▶ Stated goal:
Your task is to repeat all of the data exactly while excluding the pictures.

-- Begin Given data --

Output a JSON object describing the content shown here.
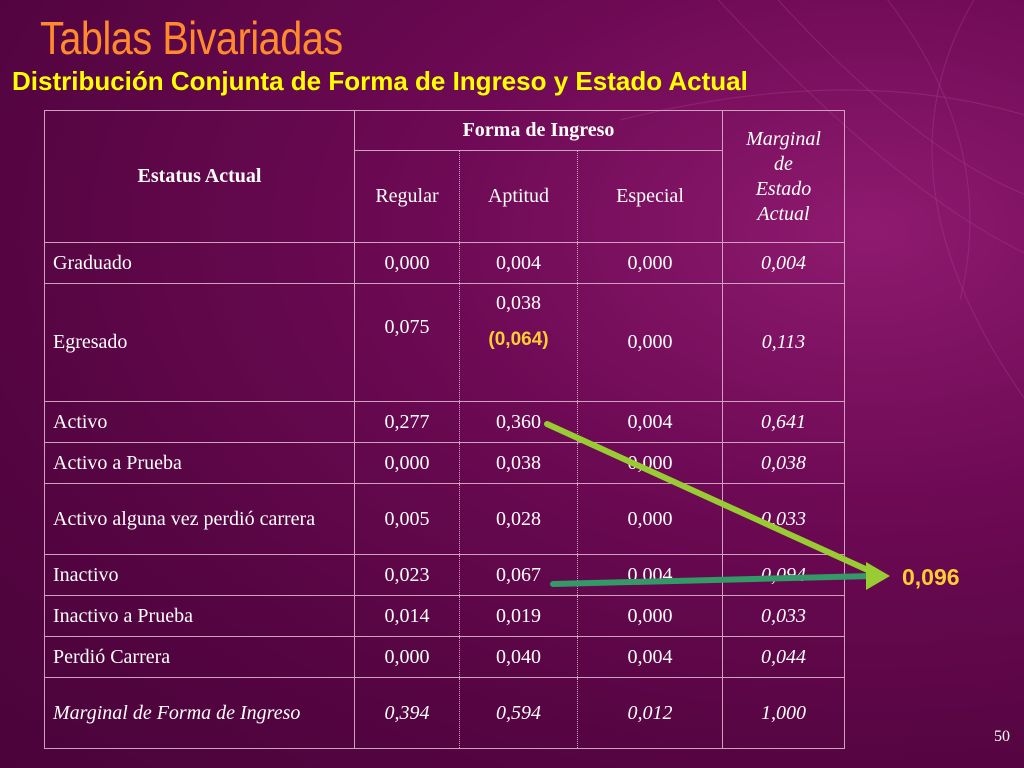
{
  "slide": {
    "title": "Tablas Bivariadas",
    "subtitle": "Distribución Conjunta de Forma de Ingreso y Estado Actual",
    "page_number": "50",
    "result_label": "0,096"
  },
  "table": {
    "row_header_label": "Estatus Actual",
    "group_header": "Forma de Ingreso",
    "columns": [
      "Regular",
      "Aptitud",
      "Especial"
    ],
    "marginal_header": [
      "Marginal",
      "de",
      "Estado",
      "Actual"
    ],
    "rows": [
      {
        "label": "Graduado",
        "values": [
          "0,000",
          "0,004",
          "0,000"
        ],
        "marginal": "0,004"
      },
      {
        "label": "Egresado",
        "values": [
          "0,075",
          "0,038",
          "0,000"
        ],
        "note": "(0,064)",
        "marginal": "0,113"
      },
      {
        "label": "Activo",
        "values": [
          "0,277",
          "0,360",
          "0,004"
        ],
        "marginal": "0,641"
      },
      {
        "label": "Activo a Prueba",
        "values": [
          "0,000",
          "0,038",
          "0,000"
        ],
        "marginal": "0,038"
      },
      {
        "label": "Activo alguna vez perdió carrera",
        "values": [
          "0,005",
          "0,028",
          "0,000"
        ],
        "marginal": "0,033"
      },
      {
        "label": "Inactivo",
        "values": [
          "0,023",
          "0,067",
          "0,004"
        ],
        "marginal": "0,094"
      },
      {
        "label": "Inactivo a Prueba",
        "values": [
          "0,014",
          "0,019",
          "0,000"
        ],
        "marginal": "0,033"
      },
      {
        "label": "Perdió Carrera",
        "values": [
          "0,000",
          "0,040",
          "0,004"
        ],
        "marginal": "0,044"
      }
    ],
    "footer": {
      "label": "Marginal de Forma de Ingreso",
      "values": [
        "0,394",
        "0,594",
        "0,012"
      ],
      "marginal": "1,000"
    }
  },
  "colors": {
    "background": "#6e0a55",
    "title": "#ff8a2e",
    "subtitle": "#ffff00",
    "highlight": "#ffcc33",
    "arrow_top": "#99cc33",
    "arrow_bottom": "#339966"
  }
}
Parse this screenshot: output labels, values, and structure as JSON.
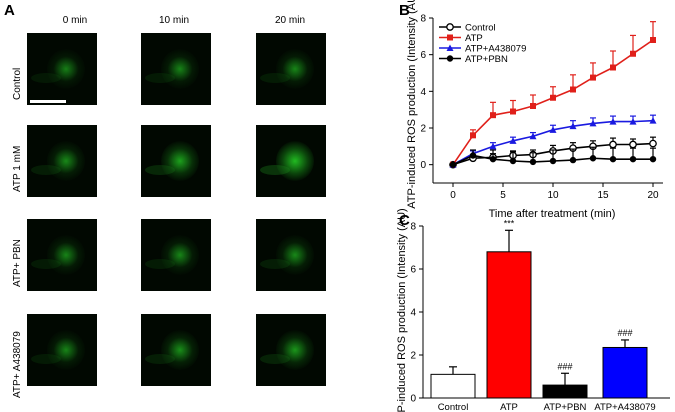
{
  "panel_labels": {
    "a": "A",
    "b": "B",
    "c": "C"
  },
  "microscopy": {
    "timepoints": [
      "0 min",
      "10 min",
      "20 min"
    ],
    "rows": [
      {
        "label": "Control",
        "intensity": [
          0.35,
          0.4,
          0.42
        ]
      },
      {
        "label": "ATP 1 mM",
        "intensity": [
          0.45,
          0.7,
          0.95
        ]
      },
      {
        "label": "ATP+ PBN",
        "intensity": [
          0.4,
          0.42,
          0.45
        ]
      },
      {
        "label": "ATP+ A438079",
        "intensity": [
          0.4,
          0.5,
          0.58
        ]
      }
    ],
    "tile_color": "#22c022"
  },
  "chart_data": [
    {
      "type": "line",
      "xlabel": "Time after treatment (min)",
      "ylabel": "ATP-induced ROS production (Intensity (AU)",
      "xlim": [
        -2,
        21
      ],
      "ylim": [
        -1,
        8
      ],
      "xticks": [
        0,
        5,
        10,
        15,
        20
      ],
      "yticks": [
        0,
        2,
        4,
        6,
        8
      ],
      "legend_position": "top-left",
      "series": [
        {
          "name": "Control",
          "color": "#000000",
          "marker": "open-circle",
          "x": [
            0,
            2,
            4,
            6,
            8,
            10,
            12,
            14,
            16,
            18,
            20
          ],
          "y": [
            0,
            0.35,
            0.4,
            0.5,
            0.55,
            0.75,
            0.9,
            1.0,
            1.1,
            1.1,
            1.15
          ],
          "err": [
            0,
            0.15,
            0.2,
            0.25,
            0.25,
            0.3,
            0.3,
            0.3,
            0.35,
            0.3,
            0.35
          ]
        },
        {
          "name": "ATP",
          "color": "#e0201a",
          "marker": "square",
          "x": [
            0,
            2,
            4,
            6,
            8,
            10,
            12,
            14,
            16,
            18,
            20
          ],
          "y": [
            0,
            1.6,
            2.7,
            2.9,
            3.2,
            3.65,
            4.1,
            4.75,
            5.3,
            6.05,
            6.8
          ],
          "err": [
            0,
            0.3,
            0.7,
            0.6,
            0.6,
            0.6,
            0.8,
            0.8,
            0.9,
            1.0,
            1.0
          ]
        },
        {
          "name": "ATP+A438079",
          "color": "#1a1ae0",
          "marker": "triangle",
          "x": [
            0,
            2,
            4,
            6,
            8,
            10,
            12,
            14,
            16,
            18,
            20
          ],
          "y": [
            0,
            0.6,
            1.0,
            1.3,
            1.55,
            1.9,
            2.1,
            2.25,
            2.35,
            2.35,
            2.4
          ],
          "err": [
            0,
            0.15,
            0.2,
            0.2,
            0.2,
            0.25,
            0.3,
            0.3,
            0.3,
            0.3,
            0.3
          ]
        },
        {
          "name": "ATP+PBN",
          "color": "#000000",
          "marker": "filled-circle",
          "x": [
            0,
            2,
            4,
            6,
            8,
            10,
            12,
            14,
            16,
            18,
            20
          ],
          "y": [
            0,
            0.5,
            0.3,
            0.2,
            0.15,
            0.2,
            0.25,
            0.35,
            0.3,
            0.3,
            0.3
          ],
          "err": [
            0,
            0.3,
            0.5,
            0.5,
            0.5,
            0.6,
            0.6,
            0.6,
            0.6,
            0.6,
            0.6
          ]
        }
      ]
    },
    {
      "type": "bar",
      "ylabel": "ATP-induced ROS production (Intensity (AU)",
      "ylim": [
        0,
        8
      ],
      "yticks": [
        0,
        2,
        4,
        6,
        8
      ],
      "categories": [
        "Control",
        "ATP",
        "ATP+PBN",
        "ATP+A438079"
      ],
      "values": [
        1.1,
        6.8,
        0.6,
        2.35
      ],
      "errors": [
        0.35,
        1.0,
        0.55,
        0.35
      ],
      "colors": [
        "#ffffff",
        "#ff0000",
        "#000000",
        "#0000ff"
      ],
      "annotations": [
        "",
        "***",
        "###",
        "###"
      ]
    }
  ]
}
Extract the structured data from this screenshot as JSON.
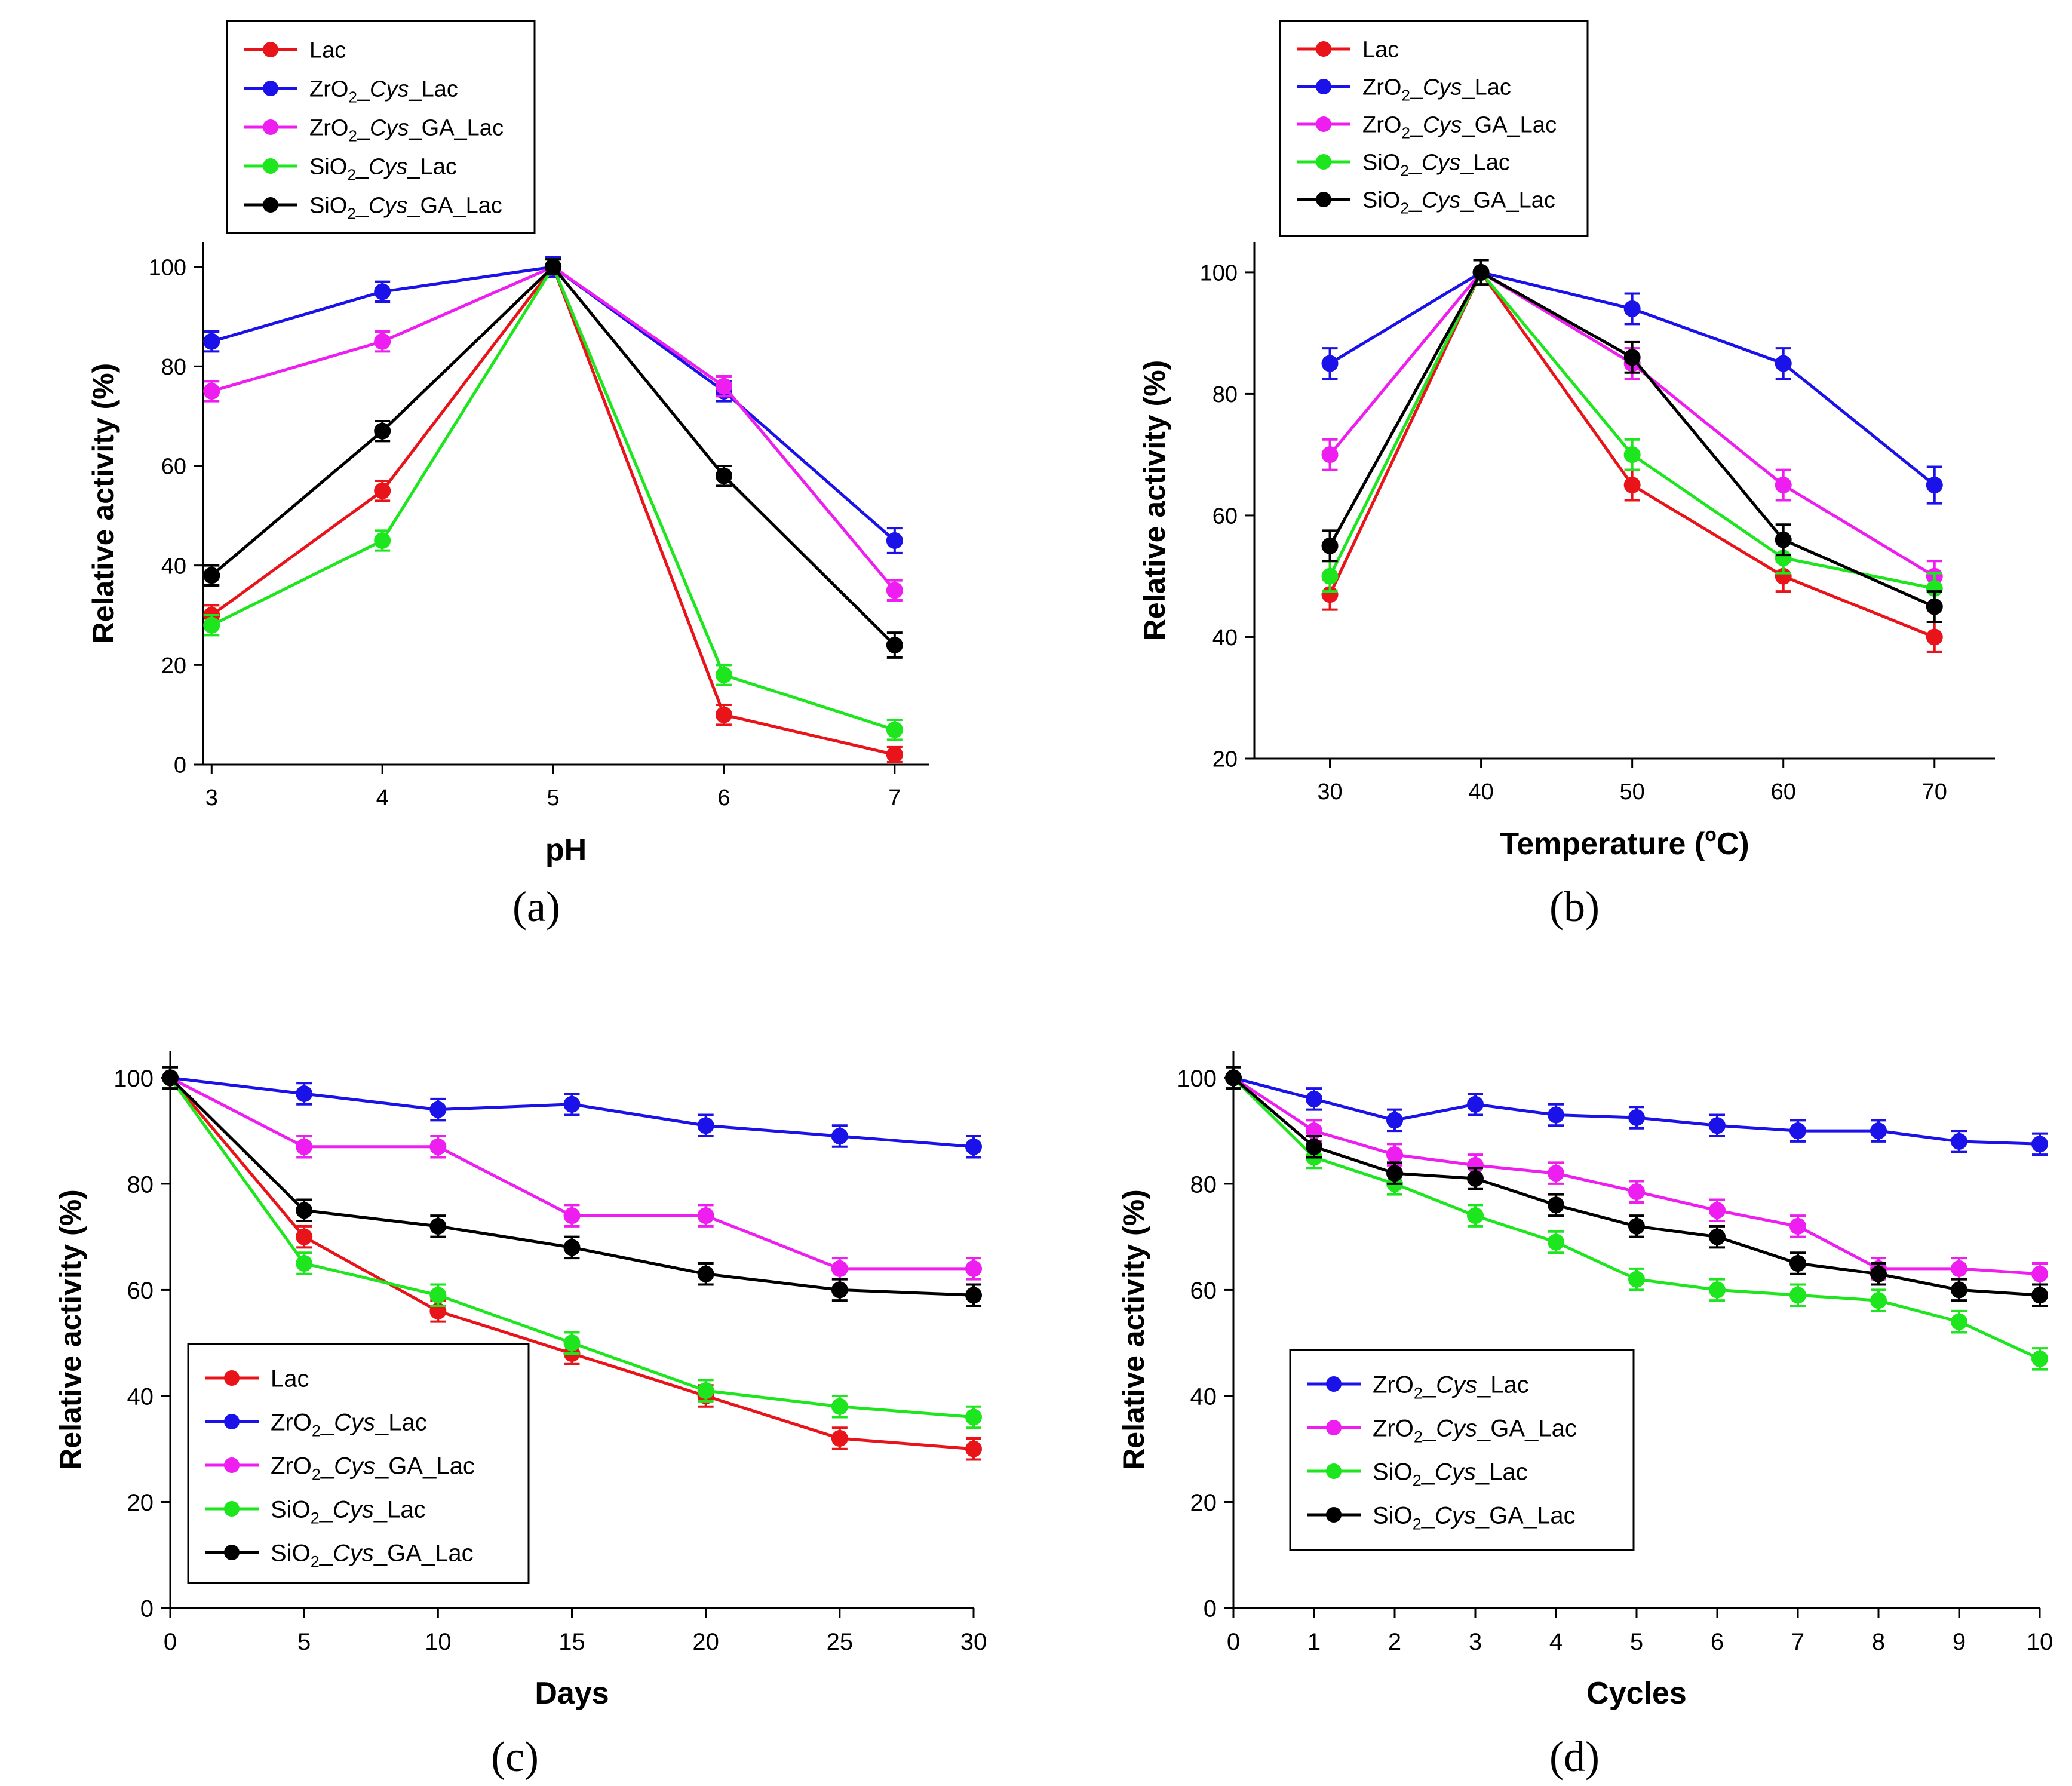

-- End Given data --

▶ Result for this task:
Output a JSON object describing the content shown here.
{
  "slide": {
    "title": "Tablas Bivariadas",
    "subtitle": "Distribución Conjunta de Forma de Ingreso y Estado Actual",
    "page_number": "50",
    "result_label": "0,096"
  },
  "table": {
    "row_header_label": "Estatus Actual",
    "group_header": "Forma de Ingreso",
    "columns": [
      "Regular",
      "Aptitud",
      "Especial"
    ],
    "marginal_header": [
      "Marginal",
      "de",
      "Estado",
      "Actual"
    ],
    "rows": [
      {
        "label": "Graduado",
        "values": [
          "0,000",
          "0,004",
          "0,000"
        ],
        "marginal": "0,004"
      },
      {
        "label": "Egresado",
        "values": [
          "0,075",
          "0,038",
          "0,000"
        ],
        "note": "(0,064)",
        "marginal": "0,113"
      },
      {
        "label": "Activo",
        "values": [
          "0,277",
          "0,360",
          "0,004"
        ],
        "marginal": "0,641"
      },
      {
        "label": "Activo a Prueba",
        "values": [
          "0,000",
          "0,038",
          "0,000"
        ],
        "marginal": "0,038"
      },
      {
        "label": "Activo alguna vez perdió carrera",
        "values": [
          "0,005",
          "0,028",
          "0,000"
        ],
        "marginal": "0,033"
      },
      {
        "label": "Inactivo",
        "values": [
          "0,023",
          "0,067",
          "0,004"
        ],
        "marginal": "0,094"
      },
      {
        "label": "Inactivo a Prueba",
        "values": [
          "0,014",
          "0,019",
          "0,000"
        ],
        "marginal": "0,033"
      },
      {
        "label": "Perdió Carrera",
        "values": [
          "0,000",
          "0,040",
          "0,004"
        ],
        "marginal": "0,044"
      }
    ],
    "footer": {
      "label": "Marginal de Forma de Ingreso",
      "values": [
        "0,394",
        "0,594",
        "0,012"
      ],
      "marginal": "1,000"
    }
  },
  "colors": {
    "background": "#6e0a55",
    "title": "#ff8a2e",
    "subtitle": "#ffff00",
    "highlight": "#ffcc33",
    "arrow_top": "#99cc33",
    "arrow_bottom": "#339966"
  }
}
Parse this screenshot: output labels, values, and structure as JSON.
{
  "panel_labels": {
    "a": "A",
    "b": "B",
    "c": "C"
  },
  "microscopy": {
    "timepoints": [
      "0 min",
      "10 min",
      "20 min"
    ],
    "rows": [
      {
        "label": "Control",
        "intensity": [
          0.35,
          0.4,
          0.42
        ]
      },
      {
        "label": "ATP 1 mM",
        "intensity": [
          0.45,
          0.7,
          0.95
        ]
      },
      {
        "label": "ATP+ PBN",
        "intensity": [
          0.4,
          0.42,
          0.45
        ]
      },
      {
        "label": "ATP+ A438079",
        "intensity": [
          0.4,
          0.5,
          0.58
        ]
      }
    ],
    "tile_color": "#22c022"
  },
  "chart_data": [
    {
      "type": "line",
      "xlabel": "Time after treatment (min)",
      "ylabel": "ATP-induced ROS production (Intensity (AU)",
      "xlim": [
        -2,
        21
      ],
      "ylim": [
        -1,
        8
      ],
      "xticks": [
        0,
        5,
        10,
        15,
        20
      ],
      "yticks": [
        0,
        2,
        4,
        6,
        8
      ],
      "legend_position": "top-left",
      "series": [
        {
          "name": "Control",
          "color": "#000000",
          "marker": "open-circle",
          "x": [
            0,
            2,
            4,
            6,
            8,
            10,
            12,
            14,
            16,
            18,
            20
          ],
          "y": [
            0,
            0.35,
            0.4,
            0.5,
            0.55,
            0.75,
            0.9,
            1.0,
            1.1,
            1.1,
            1.15
          ],
          "err": [
            0,
            0.15,
            0.2,
            0.25,
            0.25,
            0.3,
            0.3,
            0.3,
            0.35,
            0.3,
            0.35
          ]
        },
        {
          "name": "ATP",
          "color": "#e0201a",
          "marker": "square",
          "x": [
            0,
            2,
            4,
            6,
            8,
            10,
            12,
            14,
            16,
            18,
            20
          ],
          "y": [
            0,
            1.6,
            2.7,
            2.9,
            3.2,
            3.65,
            4.1,
            4.75,
            5.3,
            6.05,
            6.8
          ],
          "err": [
            0,
            0.3,
            0.7,
            0.6,
            0.6,
            0.6,
            0.8,
            0.8,
            0.9,
            1.0,
            1.0
          ]
        },
        {
          "name": "ATP+A438079",
          "color": "#1a1ae0",
          "marker": "triangle",
          "x": [
            0,
            2,
            4,
            6,
            8,
            10,
            12,
            14,
            16,
            18,
            20
          ],
          "y": [
            0,
            0.6,
            1.0,
            1.3,
            1.55,
            1.9,
            2.1,
            2.25,
            2.35,
            2.35,
            2.4
          ],
          "err": [
            0,
            0.15,
            0.2,
            0.2,
            0.2,
            0.25,
            0.3,
            0.3,
            0.3,
            0.3,
            0.3
          ]
        },
        {
          "name": "ATP+PBN",
          "color": "#000000",
          "marker": "filled-circle",
          "x": [
            0,
            2,
            4,
            6,
            8,
            10,
            12,
            14,
            16,
            18,
            20
          ],
          "y": [
            0,
            0.5,
            0.3,
            0.2,
            0.15,
            0.2,
            0.25,
            0.35,
            0.3,
            0.3,
            0.3
          ],
          "err": [
            0,
            0.3,
            0.5,
            0.5,
            0.5,
            0.6,
            0.6,
            0.6,
            0.6,
            0.6,
            0.6
          ]
        }
      ]
    },
    {
      "type": "bar",
      "ylabel": "ATP-induced ROS production (Intensity (AU)",
      "ylim": [
        0,
        8
      ],
      "yticks": [
        0,
        2,
        4,
        6,
        8
      ],
      "categories": [
        "Control",
        "ATP",
        "ATP+PBN",
        "ATP+A438079"
      ],
      "values": [
        1.1,
        6.8,
        0.6,
        2.35
      ],
      "errors": [
        0.35,
        1.0,
        0.55,
        0.35
      ],
      "colors": [
        "#ffffff",
        "#ff0000",
        "#000000",
        "#0000ff"
      ],
      "annotations": [
        "",
        "***",
        "###",
        "###"
      ]
    }
  ]
}
Extract the structured data from this screenshot as JSON.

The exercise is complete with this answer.